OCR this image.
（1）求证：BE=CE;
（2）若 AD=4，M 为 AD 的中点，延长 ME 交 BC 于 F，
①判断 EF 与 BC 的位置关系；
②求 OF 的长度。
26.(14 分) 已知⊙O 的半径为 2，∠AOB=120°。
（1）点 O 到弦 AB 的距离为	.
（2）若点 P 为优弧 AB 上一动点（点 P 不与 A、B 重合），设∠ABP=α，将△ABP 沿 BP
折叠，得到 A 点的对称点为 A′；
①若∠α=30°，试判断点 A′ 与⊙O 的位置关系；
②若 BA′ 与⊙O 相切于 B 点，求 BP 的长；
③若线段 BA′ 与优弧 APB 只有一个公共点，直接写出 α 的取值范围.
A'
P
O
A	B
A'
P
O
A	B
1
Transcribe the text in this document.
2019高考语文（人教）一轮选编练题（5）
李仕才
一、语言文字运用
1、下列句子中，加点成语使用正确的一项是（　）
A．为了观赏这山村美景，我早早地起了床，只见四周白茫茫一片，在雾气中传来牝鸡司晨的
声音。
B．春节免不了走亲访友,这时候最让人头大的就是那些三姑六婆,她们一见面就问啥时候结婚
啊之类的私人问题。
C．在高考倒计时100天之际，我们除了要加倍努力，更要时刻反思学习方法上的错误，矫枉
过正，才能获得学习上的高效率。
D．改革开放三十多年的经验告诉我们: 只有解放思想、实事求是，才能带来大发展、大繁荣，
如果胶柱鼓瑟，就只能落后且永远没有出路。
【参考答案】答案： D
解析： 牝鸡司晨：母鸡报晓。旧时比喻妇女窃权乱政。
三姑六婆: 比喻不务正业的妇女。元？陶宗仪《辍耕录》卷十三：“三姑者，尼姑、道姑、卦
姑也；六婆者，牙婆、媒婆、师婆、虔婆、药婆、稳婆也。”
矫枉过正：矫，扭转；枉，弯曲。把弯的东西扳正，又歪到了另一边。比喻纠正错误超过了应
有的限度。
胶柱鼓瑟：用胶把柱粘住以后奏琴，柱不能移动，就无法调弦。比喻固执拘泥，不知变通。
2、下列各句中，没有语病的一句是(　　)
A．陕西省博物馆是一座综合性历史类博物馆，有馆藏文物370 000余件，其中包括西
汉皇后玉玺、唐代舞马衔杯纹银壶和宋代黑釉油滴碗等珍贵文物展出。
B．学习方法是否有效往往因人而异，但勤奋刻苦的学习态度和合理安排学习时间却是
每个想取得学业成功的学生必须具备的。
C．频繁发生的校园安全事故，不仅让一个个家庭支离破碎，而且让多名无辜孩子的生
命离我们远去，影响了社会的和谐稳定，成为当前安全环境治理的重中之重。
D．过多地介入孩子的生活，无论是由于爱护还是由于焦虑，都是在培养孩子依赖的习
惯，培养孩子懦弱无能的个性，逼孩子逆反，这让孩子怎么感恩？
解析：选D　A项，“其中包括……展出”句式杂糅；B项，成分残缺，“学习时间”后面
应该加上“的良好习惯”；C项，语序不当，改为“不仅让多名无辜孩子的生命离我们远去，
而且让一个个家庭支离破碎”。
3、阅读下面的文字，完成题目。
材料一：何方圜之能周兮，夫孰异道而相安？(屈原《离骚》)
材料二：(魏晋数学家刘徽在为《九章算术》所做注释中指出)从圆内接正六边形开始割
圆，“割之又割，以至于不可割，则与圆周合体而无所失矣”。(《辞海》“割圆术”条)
= = = = =
Copy each entry exactly, with nothing added or dropped.

OCR this image.
（1）求证：BE=CE;
（2）若 AD=4，M 为 AD 的中点，延长 ME 交 BC 于 F，
①判断 EF 与 BC 的位置关系；
②求 OF 的长度。
26.(14 分) 已知⊙O 的半径为 2，∠AOB=120°。
（1）点 O 到弦 AB 的距离为	.
（2）若点 P 为优弧 AB 上一动点（点 P 不与 A、B 重合），设∠ABP=α，将△ABP 沿 BP
折叠，得到 A 点的对称点为 A′；
①若∠α=30°，试判断点 A′ 与⊙O 的位置关系；
②若 BA′ 与⊙O 相切于 B 点，求 BP 的长；
③若线段 BA′ 与优弧 APB 只有一个公共点，直接写出 α 的取值范围.
A'
P
O
A	B
A'
P
O
A	B
1
Transcribe the text in this document.
2019高考语文（人教）一轮选编练题（5）
李仕才
一、语言文字运用
1、下列句子中，加点成语使用正确的一项是（　）
A．为了观赏这山村美景，我早早地起了床，只见四周白茫茫一片，在雾气中传来牝鸡司晨的
声音。
B．春节免不了走亲访友,这时候最让人头大的就是那些三姑六婆,她们一见面就问啥时候结婚
啊之类的私人问题。
C．在高考倒计时100天之际，我们除了要加倍努力，更要时刻反思学习方法上的错误，矫枉
过正，才能获得学习上的高效率。
D．改革开放三十多年的经验告诉我们: 只有解放思想、实事求是，才能带来大发展、大繁荣，
如果胶柱鼓瑟，就只能落后且永远没有出路。
【参考答案】答案： D
解析： 牝鸡司晨：母鸡报晓。旧时比喻妇女窃权乱政。
三姑六婆: 比喻不务正业的妇女。元？陶宗仪《辍耕录》卷十三：“三姑者，尼姑、道姑、卦
姑也；六婆者，牙婆、媒婆、师婆、虔婆、药婆、稳婆也。”
矫枉过正：矫，扭转；枉，弯曲。把弯的东西扳正，又歪到了另一边。比喻纠正错误超过了应
有的限度。
胶柱鼓瑟：用胶把柱粘住以后奏琴，柱不能移动，就无法调弦。比喻固执拘泥，不知变通。
2、下列各句中，没有语病的一句是(　　)
A．陕西省博物馆是一座综合性历史类博物馆，有馆藏文物370 000余件，其中包括西
汉皇后玉玺、唐代舞马衔杯纹银壶和宋代黑釉油滴碗等珍贵文物展出。
B．学习方法是否有效往往因人而异，但勤奋刻苦的学习态度和合理安排学习时间却是
每个想取得学业成功的学生必须具备的。
C．频繁发生的校园安全事故，不仅让一个个家庭支离破碎，而且让多名无辜孩子的生
命离我们远去，影响了社会的和谐稳定，成为当前安全环境治理的重中之重。
D．过多地介入孩子的生活，无论是由于爱护还是由于焦虑，都是在培养孩子依赖的习
惯，培养孩子懦弱无能的个性，逼孩子逆反，这让孩子怎么感恩？
解析：选D　A项，“其中包括……展出”句式杂糅；B项，成分残缺，“学习时间”后面
应该加上“的良好习惯”；C项，语序不当，改为“不仅让多名无辜孩子的生命离我们远去，
而且让一个个家庭支离破碎”。
3、阅读下面的文字，完成题目。
材料一：何方圜之能周兮，夫孰异道而相安？(屈原《离骚》)
材料二：(魏晋数学家刘徽在为《九章算术》所做注释中指出)从圆内接正六边形开始割
圆，“割之又割，以至于不可割，则与圆周合体而无所失矣”。(《辞海》“割圆术”条)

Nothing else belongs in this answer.